# WHAT THE EXERCISE ASKS:
Every line holding the word "number" should be copied from the material.

● ● ● ● ● ● ●

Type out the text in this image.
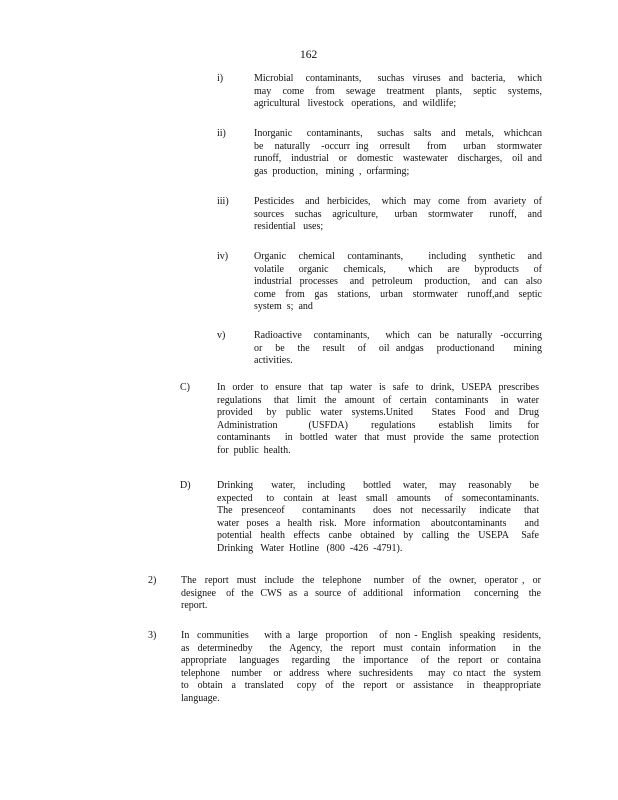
162
i)	Microbial   contaminants,    suchas  viruses  and  bacteria,   which
may  come  from  sewage  treatment  plants,  septic  systems,
agricultural   livestock   operations,   and  wildlife;
ii)	Inorganic   contaminants,   suchas  salts  and  metals,  whichcan
be  naturally  -occurr ing  orresult   from   urban  stormwater
runoff,  industrial  or  domestic  wastewater  discharges,  oil and
gas  production,   mining  ,  orfarming;
iii)	Pesticides   and  herbicides,   which  may  come  from  avariety  of
sources  suchas  agriculture,   urban  stormwater   runoff,  and
residential   uses;
iv)	Organic  chemical  contaminants,    including  synthetic  and
volatile  organic  chemicals,   which  are  byproducts  of
industrial  processes   and  petroleum   production,   and  can  also
come  from  gas  stations,  urban  stormwater  runoff,and  septic
system  s;  and
v)	Radioactive   contaminants,    which  can  be  naturally  -occurring
or  be  the  result  of  oil andgas  productionand   mining
activities.
C)	In  order  to  ensure  that  tap  water  is  safe  to  drink,  USEPA  prescribes
regulations   that  limit  the  amount  of  certain  contaminants   in  water
provided   by  public  water  systems.United    States  Food  and  Drug
Administration    (USFDA)   regulations   establish  limits  for
contaminants    in  bottled  water  that  must  provide  the  same  protection
for  public  health.
D)	Drinking   water,  including   bottled  water,  may  reasonably   be
expected   to  contain  at  least  small  amounts   of  somecontaminants.
The  presenceof    contaminants    does  not  necessarily   indicate   that
water  poses  a  health  risk.  More  information   aboutcontaminants     and
potential  health  effects  canbe  obtained  by  calling  the  USEPA   Safe
Drinking   Water  Hotline   (800  -426  -4791).
2) The  report  must  include  the  telephone   number  of  the  owner,  operator ,  or
designee   of  the  CWS  as  a  source  of  additional   information    concerning   the
report.
3) In  communities    with a  large  proportion   of  non - English  speaking  residents,
as  determinedby    the  Agency,  the  report  must  contain  information    in  the
appropriate   languages   regarding   the  importance   of  the  report  or  containa
telephone   number   or  address  where  suchresidents    may  co ntact  the  system
to  obtain  a  translated   copy  of  the  report  or  assistance   in  theappropriate
language.
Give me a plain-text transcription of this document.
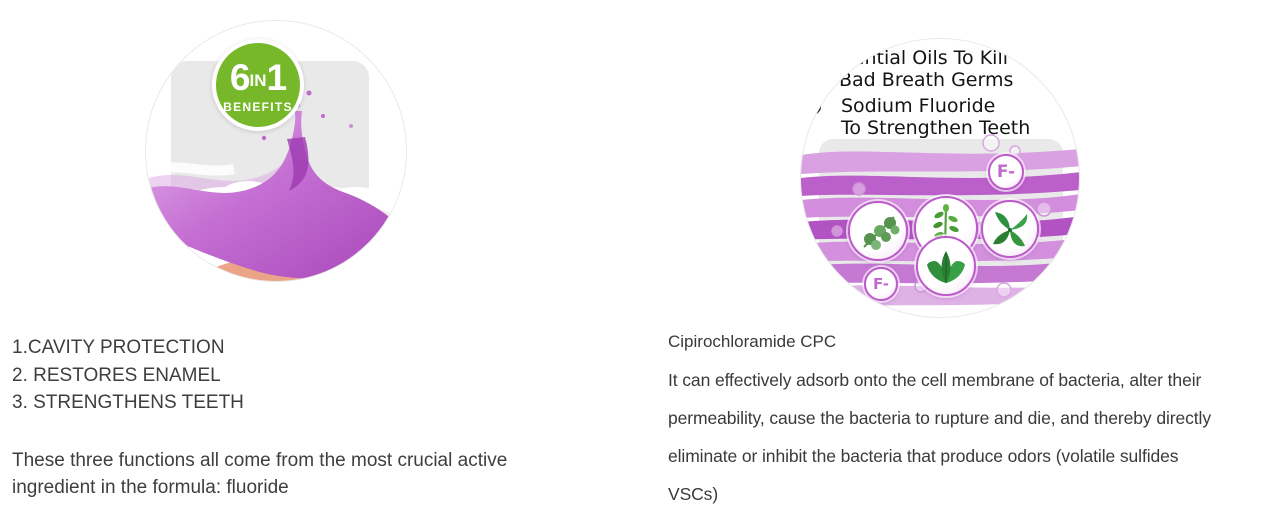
6IN1
BENEFITS
Essential Oils To Kill
Bad Breath Germs
Sodium Fluoride
To Strengthen Teeth
F-
F-
1.CAVITY PROTECTION
2. RESTORES ENAMEL
3. STRENGTHENS TEETH
These three functions all come from the most crucial active
ingredient in the formula: fluoride
Cipirochloramide CPC
It can effectively adsorb onto the cell membrane of bacteria, alter their
permeability, cause the bacteria to rupture and die, and thereby directly
eliminate or inhibit the bacteria that produce odors (volatile sulfides
VSCs)
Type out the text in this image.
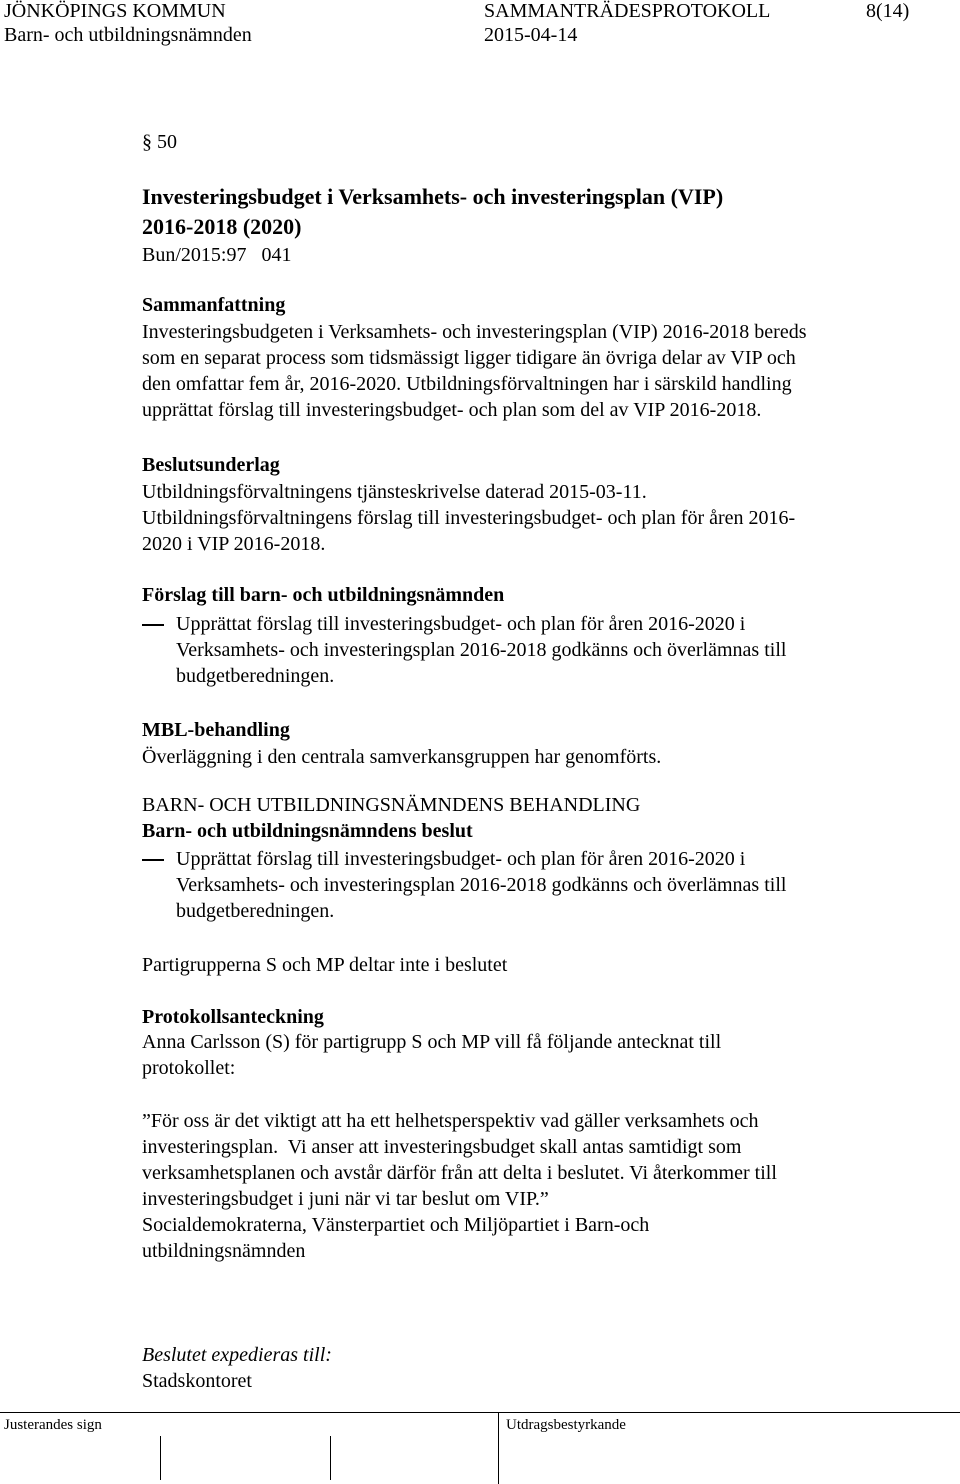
JÖNKÖPINGS KOMMUN	SAMMANTRÄDESPROTOKOLL	8(14)
Barn- och utbildningsnämnden	2015-04-14
§ 50
Investeringsbudget i Verksamhets- och investeringsplan (VIP)
2016-2018 (2020)
Bun/2015:97   041
Sammanfattning
Investeringsbudgeten i Verksamhets- och investeringsplan (VIP) 2016-2018 bereds
som en separat process som tidsmässigt ligger tidigare än övriga delar av VIP och
den omfattar fem år, 2016-2020. Utbildningsförvaltningen har i särskild handling
upprättat förslag till investeringsbudget- och plan som del av VIP 2016-2018.
Beslutsunderlag
Utbildningsförvaltningens tjänsteskrivelse daterad 2015-03-11.
Utbildningsförvaltningens förslag till investeringsbudget- och plan för åren 2016-
2020 i VIP 2016-2018.
Förslag till barn- och utbildningsnämnden
Upprättat förslag till investeringsbudget- och plan för åren 2016-2020 i
Verksamhets- och investeringsplan 2016-2018 godkänns och överlämnas till
budgetberedningen.
MBL-behandling
Överläggning i den centrala samverkansgruppen har genomförts.
BARN- OCH UTBILDNINGSNÄMNDENS BEHANDLING
Barn- och utbildningsnämndens beslut
Upprättat förslag till investeringsbudget- och plan för åren 2016-2020 i
Verksamhets- och investeringsplan 2016-2018 godkänns och överlämnas till
budgetberedningen.
Partigrupperna S och MP deltar inte i beslutet
Protokollsanteckning
Anna Carlsson (S) för partigrupp S och MP vill få följande antecknat till
protokollet:
”För oss är det viktigt att ha ett helhetsperspektiv vad gäller verksamhets och
investeringsplan.  Vi anser att investeringsbudget skall antas samtidigt som
verksamhetsplanen och avstår därför från att delta i beslutet. Vi återkommer till
investeringsbudget i juni när vi tar beslut om VIP.”
Socialdemokraterna, Vänsterpartiet och Miljöpartiet i Barn-och
utbildningsnämnden
Beslutet expedieras till:
Stadskontoret
Justerandes sign	Utdragsbestyrkande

● ● ● ● ● ● ●

# RESPONSE FOR THIS EXERCISE:
2) The  report  must  include  the  telephone   number  of  the  owner,  operator ,  or
telephone   number   or  address  where  suchresidents    may  co ntact  the  system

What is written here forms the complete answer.